§ REQUIREMENTS
In the entries below, find every line holding the string "ramach" and collect it.

** Begin TASK DATA **

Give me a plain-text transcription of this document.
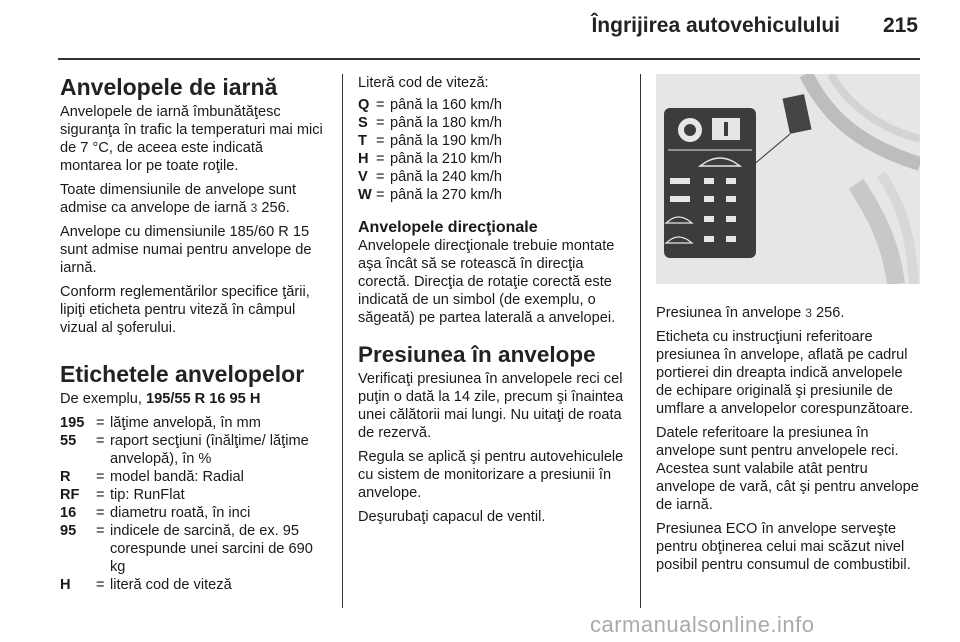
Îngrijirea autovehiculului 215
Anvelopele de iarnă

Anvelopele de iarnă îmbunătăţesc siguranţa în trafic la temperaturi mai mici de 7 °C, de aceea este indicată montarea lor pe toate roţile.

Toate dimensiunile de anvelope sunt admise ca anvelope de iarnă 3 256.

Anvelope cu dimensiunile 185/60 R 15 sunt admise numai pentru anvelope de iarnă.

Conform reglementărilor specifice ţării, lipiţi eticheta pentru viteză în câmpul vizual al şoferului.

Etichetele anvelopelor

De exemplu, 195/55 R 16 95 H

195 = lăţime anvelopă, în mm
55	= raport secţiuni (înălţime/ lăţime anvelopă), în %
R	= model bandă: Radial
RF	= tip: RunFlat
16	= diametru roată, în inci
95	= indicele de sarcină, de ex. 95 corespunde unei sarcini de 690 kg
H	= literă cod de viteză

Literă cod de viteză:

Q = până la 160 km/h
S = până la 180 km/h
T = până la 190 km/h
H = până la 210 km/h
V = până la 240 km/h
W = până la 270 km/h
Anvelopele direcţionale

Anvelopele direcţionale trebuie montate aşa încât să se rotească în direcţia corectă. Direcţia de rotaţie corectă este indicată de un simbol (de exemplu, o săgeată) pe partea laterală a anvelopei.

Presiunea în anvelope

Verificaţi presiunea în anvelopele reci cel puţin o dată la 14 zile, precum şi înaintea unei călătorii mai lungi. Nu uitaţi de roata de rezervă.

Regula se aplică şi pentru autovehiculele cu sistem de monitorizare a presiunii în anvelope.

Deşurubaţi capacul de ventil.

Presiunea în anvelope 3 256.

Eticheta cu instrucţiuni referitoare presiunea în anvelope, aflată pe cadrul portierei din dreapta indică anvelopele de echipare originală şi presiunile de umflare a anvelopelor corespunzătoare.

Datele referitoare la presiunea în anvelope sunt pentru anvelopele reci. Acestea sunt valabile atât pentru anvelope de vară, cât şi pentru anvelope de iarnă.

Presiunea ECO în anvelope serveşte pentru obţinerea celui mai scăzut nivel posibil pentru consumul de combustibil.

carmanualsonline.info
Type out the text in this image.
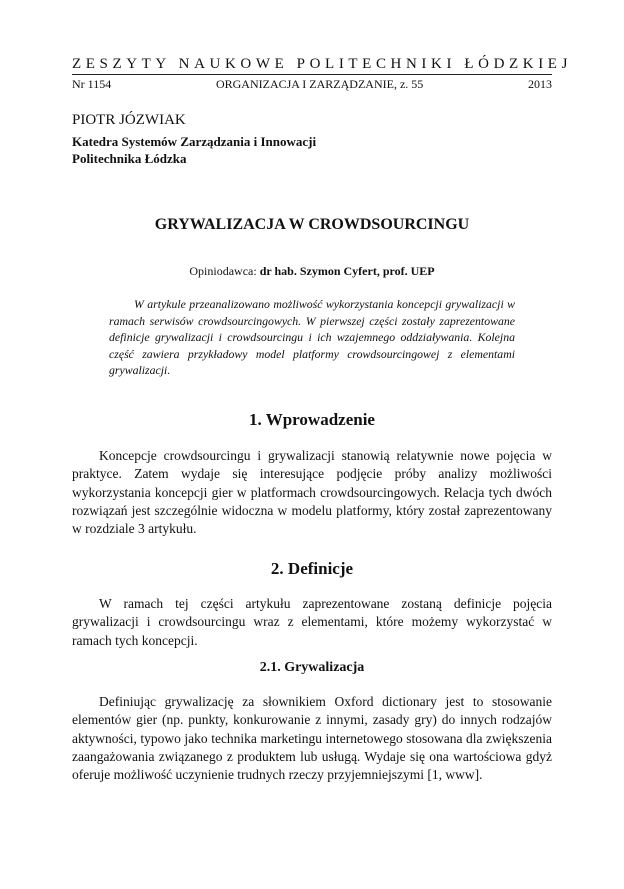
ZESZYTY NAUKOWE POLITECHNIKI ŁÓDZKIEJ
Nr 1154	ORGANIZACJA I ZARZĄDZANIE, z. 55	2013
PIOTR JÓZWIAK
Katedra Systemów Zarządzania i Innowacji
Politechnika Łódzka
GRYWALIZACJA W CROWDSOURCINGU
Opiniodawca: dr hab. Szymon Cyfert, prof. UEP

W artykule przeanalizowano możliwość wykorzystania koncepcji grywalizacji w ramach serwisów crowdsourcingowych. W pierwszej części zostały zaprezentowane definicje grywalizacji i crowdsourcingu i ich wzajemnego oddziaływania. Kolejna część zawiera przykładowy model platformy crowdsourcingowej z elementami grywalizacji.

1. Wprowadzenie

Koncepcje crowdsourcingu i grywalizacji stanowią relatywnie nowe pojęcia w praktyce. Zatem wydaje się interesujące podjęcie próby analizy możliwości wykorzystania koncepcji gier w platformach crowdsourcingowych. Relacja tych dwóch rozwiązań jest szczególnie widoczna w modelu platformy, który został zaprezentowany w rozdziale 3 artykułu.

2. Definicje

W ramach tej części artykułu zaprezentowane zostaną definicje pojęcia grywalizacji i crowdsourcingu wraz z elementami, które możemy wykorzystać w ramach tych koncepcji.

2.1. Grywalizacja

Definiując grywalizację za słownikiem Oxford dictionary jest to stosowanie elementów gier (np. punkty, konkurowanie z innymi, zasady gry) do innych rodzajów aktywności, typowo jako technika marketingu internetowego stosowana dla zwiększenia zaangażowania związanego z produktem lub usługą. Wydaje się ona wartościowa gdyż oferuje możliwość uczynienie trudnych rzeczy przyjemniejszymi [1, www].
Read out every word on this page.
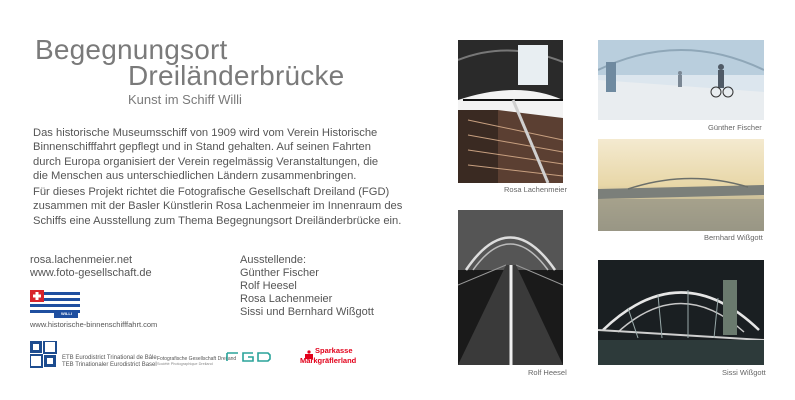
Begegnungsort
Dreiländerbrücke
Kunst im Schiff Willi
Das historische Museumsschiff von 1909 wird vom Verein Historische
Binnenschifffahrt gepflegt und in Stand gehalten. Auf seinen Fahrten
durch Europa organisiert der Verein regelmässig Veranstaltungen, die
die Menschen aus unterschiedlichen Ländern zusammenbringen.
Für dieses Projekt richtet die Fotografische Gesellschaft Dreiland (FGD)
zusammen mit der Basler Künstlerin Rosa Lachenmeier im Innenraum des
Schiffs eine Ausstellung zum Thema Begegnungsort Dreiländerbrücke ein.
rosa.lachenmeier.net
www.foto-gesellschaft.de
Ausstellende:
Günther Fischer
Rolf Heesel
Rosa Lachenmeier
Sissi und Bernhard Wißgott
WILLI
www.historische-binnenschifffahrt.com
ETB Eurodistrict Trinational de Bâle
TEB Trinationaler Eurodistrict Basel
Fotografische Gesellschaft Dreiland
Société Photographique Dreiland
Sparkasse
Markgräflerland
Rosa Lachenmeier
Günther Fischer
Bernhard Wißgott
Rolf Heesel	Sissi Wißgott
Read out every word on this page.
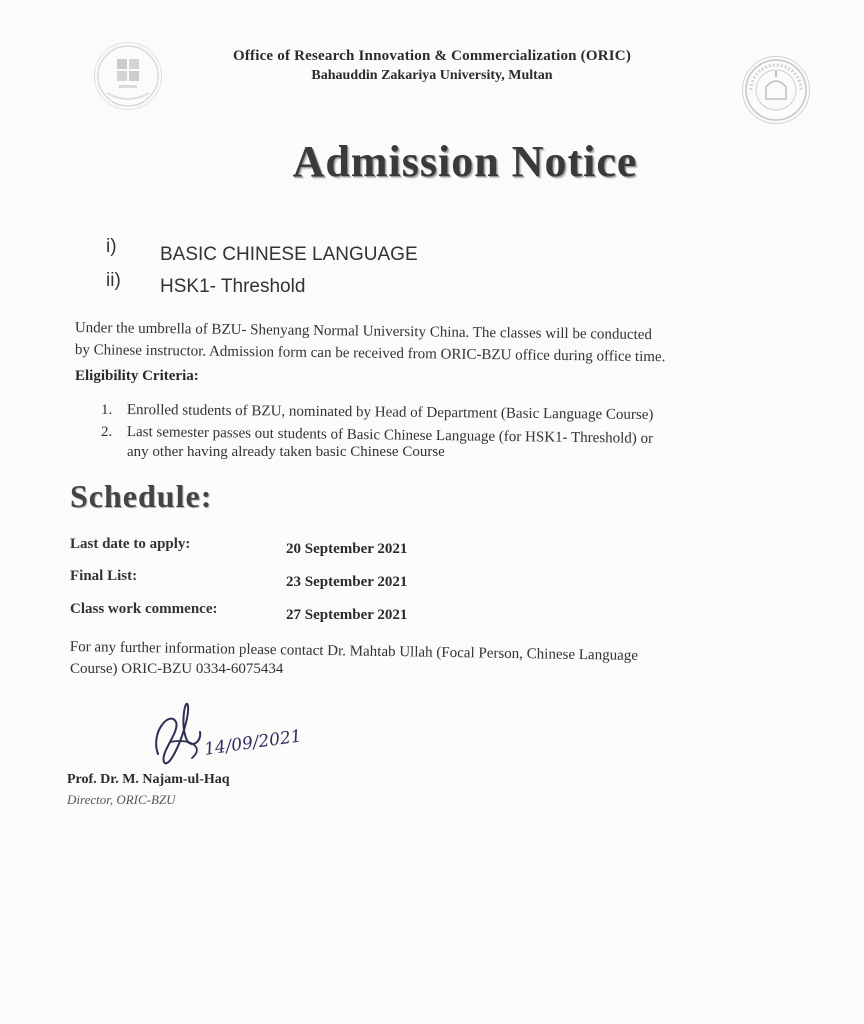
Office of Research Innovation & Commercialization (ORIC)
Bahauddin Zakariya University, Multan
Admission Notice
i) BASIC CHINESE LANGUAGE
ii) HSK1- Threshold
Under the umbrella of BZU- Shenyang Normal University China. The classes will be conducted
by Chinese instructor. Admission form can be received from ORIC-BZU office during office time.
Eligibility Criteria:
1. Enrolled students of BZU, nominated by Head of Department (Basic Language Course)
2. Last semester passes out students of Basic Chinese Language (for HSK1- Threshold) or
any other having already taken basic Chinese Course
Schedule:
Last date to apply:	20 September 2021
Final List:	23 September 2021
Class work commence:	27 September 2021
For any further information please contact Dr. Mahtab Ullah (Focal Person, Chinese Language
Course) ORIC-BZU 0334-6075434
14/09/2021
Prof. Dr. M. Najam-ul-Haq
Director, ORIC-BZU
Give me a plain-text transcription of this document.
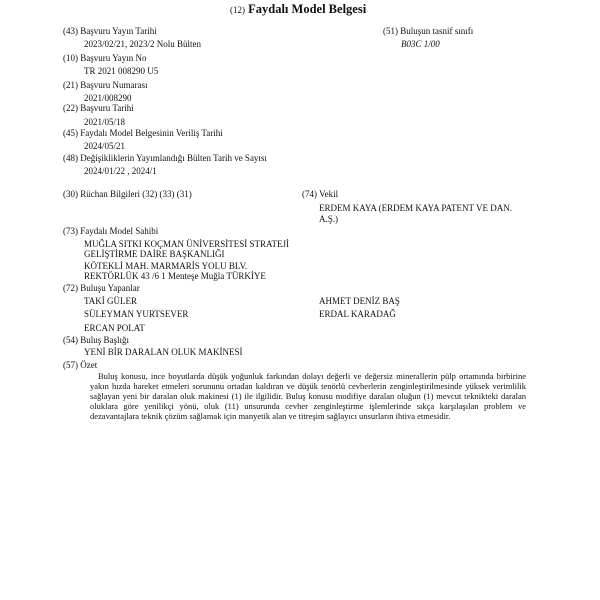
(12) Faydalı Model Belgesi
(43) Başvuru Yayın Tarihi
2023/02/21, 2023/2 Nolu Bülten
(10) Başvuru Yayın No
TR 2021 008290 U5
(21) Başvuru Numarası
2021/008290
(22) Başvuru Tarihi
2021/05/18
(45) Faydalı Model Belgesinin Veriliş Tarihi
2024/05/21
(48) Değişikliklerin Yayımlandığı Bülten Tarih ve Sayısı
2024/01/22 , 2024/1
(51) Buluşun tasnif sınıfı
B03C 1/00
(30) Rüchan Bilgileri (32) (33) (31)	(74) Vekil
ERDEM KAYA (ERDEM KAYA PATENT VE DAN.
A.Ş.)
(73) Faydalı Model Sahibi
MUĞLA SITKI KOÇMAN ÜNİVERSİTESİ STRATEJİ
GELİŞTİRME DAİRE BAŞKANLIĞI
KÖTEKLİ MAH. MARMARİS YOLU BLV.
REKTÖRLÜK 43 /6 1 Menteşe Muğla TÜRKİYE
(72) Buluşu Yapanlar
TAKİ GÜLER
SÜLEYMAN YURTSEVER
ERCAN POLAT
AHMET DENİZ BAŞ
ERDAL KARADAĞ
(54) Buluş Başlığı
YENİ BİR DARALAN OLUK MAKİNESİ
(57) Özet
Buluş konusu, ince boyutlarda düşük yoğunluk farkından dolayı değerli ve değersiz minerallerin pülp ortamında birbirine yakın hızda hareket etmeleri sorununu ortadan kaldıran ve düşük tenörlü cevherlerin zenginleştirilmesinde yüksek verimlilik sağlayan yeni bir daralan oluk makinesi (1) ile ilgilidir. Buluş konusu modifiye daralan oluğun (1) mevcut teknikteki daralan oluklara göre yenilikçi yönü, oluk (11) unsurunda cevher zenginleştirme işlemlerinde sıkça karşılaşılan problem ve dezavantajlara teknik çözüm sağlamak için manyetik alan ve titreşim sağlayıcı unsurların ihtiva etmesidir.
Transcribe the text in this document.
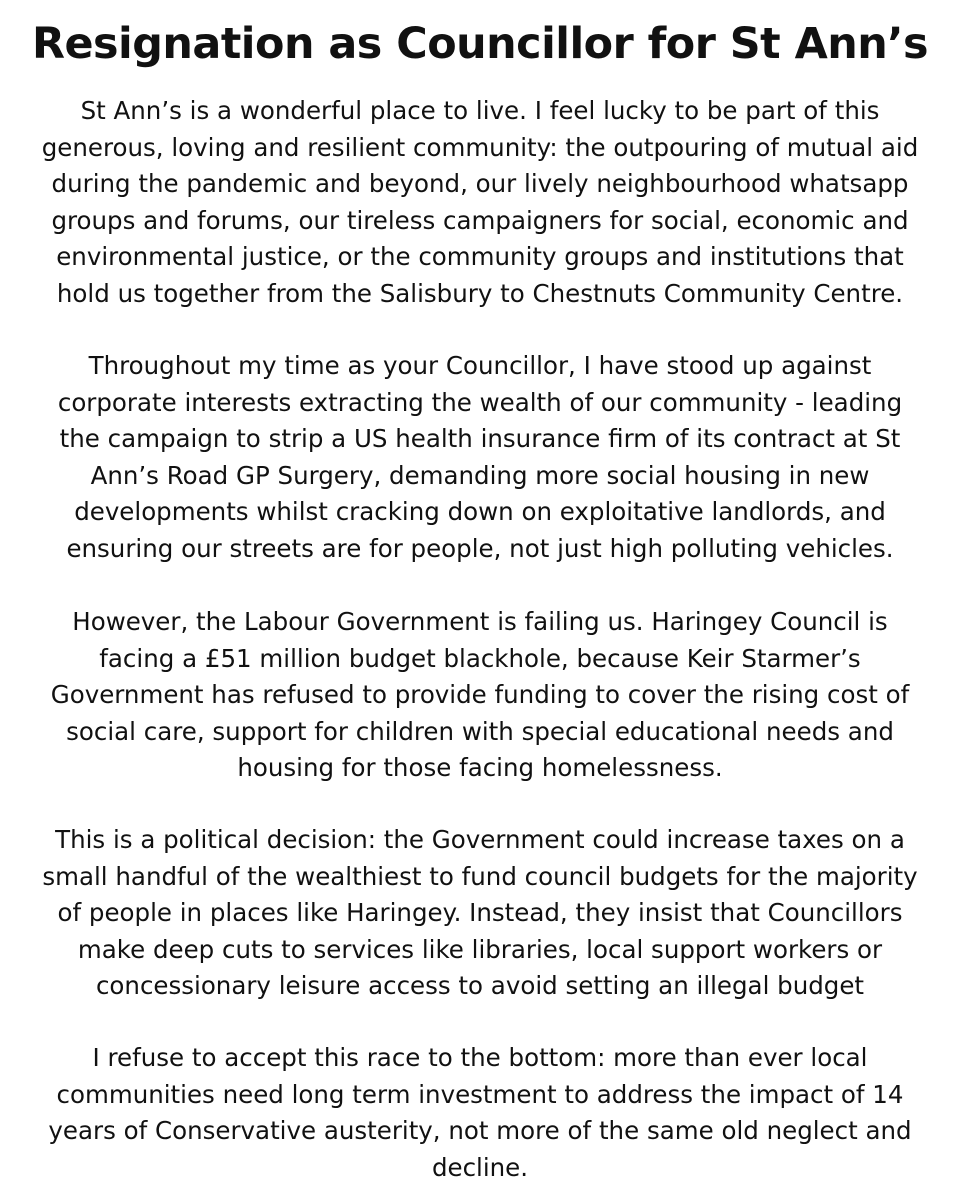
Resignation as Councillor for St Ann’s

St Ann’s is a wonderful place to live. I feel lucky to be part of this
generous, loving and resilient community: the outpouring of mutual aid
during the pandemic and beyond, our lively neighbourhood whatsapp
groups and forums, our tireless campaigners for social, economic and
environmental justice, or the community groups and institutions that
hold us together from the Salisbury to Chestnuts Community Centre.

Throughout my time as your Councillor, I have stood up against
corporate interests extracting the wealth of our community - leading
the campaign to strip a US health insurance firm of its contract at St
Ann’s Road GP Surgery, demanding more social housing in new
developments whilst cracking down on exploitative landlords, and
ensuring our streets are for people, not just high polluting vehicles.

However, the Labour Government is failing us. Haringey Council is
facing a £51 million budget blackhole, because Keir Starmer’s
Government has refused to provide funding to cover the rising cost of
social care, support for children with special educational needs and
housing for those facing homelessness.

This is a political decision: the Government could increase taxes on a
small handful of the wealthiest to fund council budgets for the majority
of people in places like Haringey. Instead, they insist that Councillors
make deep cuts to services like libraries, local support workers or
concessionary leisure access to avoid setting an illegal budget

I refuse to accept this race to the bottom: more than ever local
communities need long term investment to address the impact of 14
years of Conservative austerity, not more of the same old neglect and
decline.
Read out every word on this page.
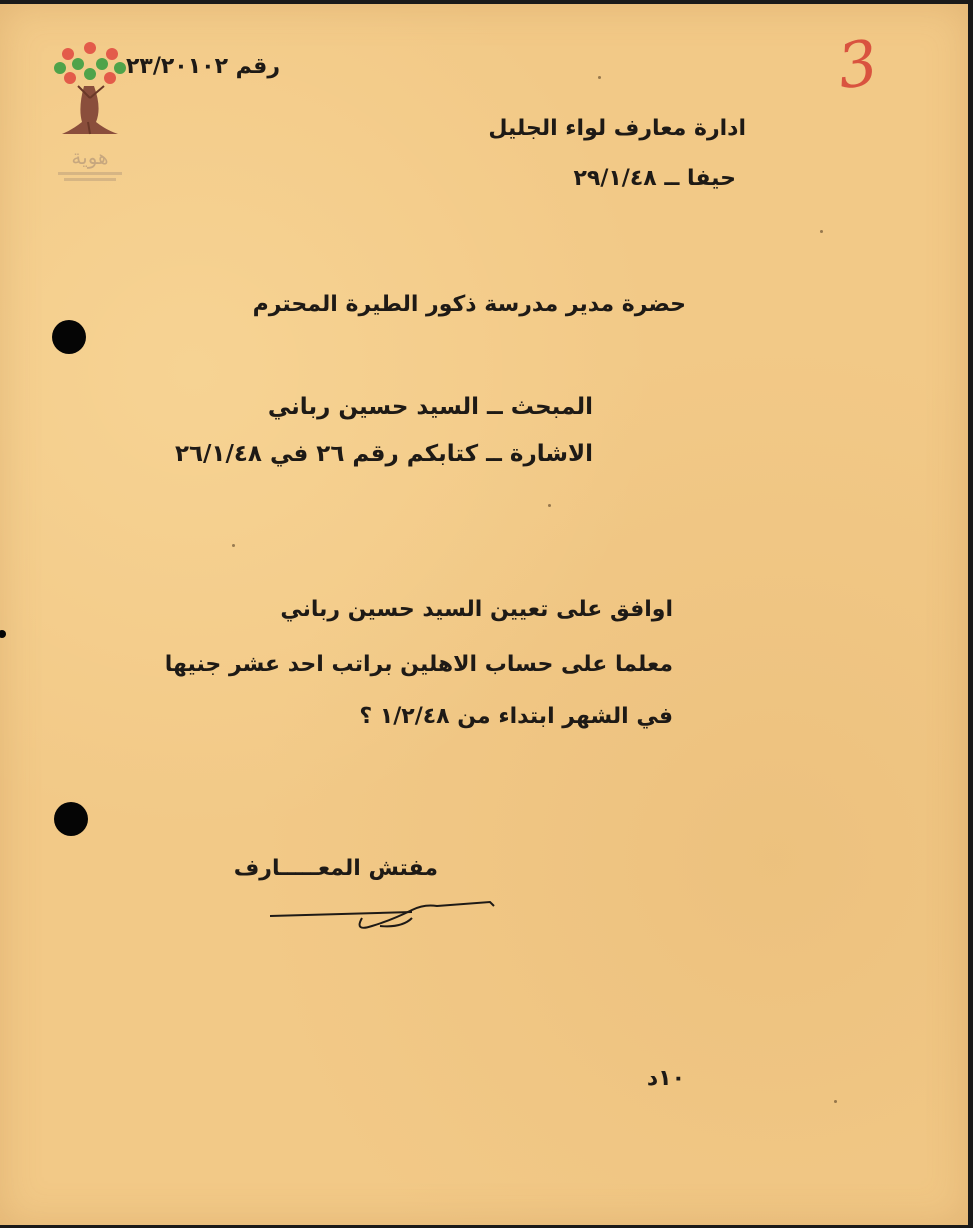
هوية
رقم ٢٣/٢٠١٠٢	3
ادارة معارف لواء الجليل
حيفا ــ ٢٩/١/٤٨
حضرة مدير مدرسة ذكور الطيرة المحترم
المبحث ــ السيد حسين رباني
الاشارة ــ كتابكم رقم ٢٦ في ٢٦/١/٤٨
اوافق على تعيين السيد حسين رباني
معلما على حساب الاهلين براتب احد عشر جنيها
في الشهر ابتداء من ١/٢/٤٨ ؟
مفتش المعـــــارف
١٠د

** End TASK DATA **

§ RESULT
W artykule przeanalizowano możliwość wykorzystania koncepcji grywalizacji w ramach serwisów crowdsourcingowych. W pierwszej części zostały zaprezentowane definicje grywalizacji i crowdsourcingu i ich wzajemnego oddziaływania. Kolejna część zawiera przykładowy model platformy crowdsourcingowej z elementami grywalizacji.
W ramach tej części artykułu zaprezentowane zostaną definicje pojęcia grywalizacji i crowdsourcingu wraz z elementami, które możemy wykorzystać w ramach tych koncepcji.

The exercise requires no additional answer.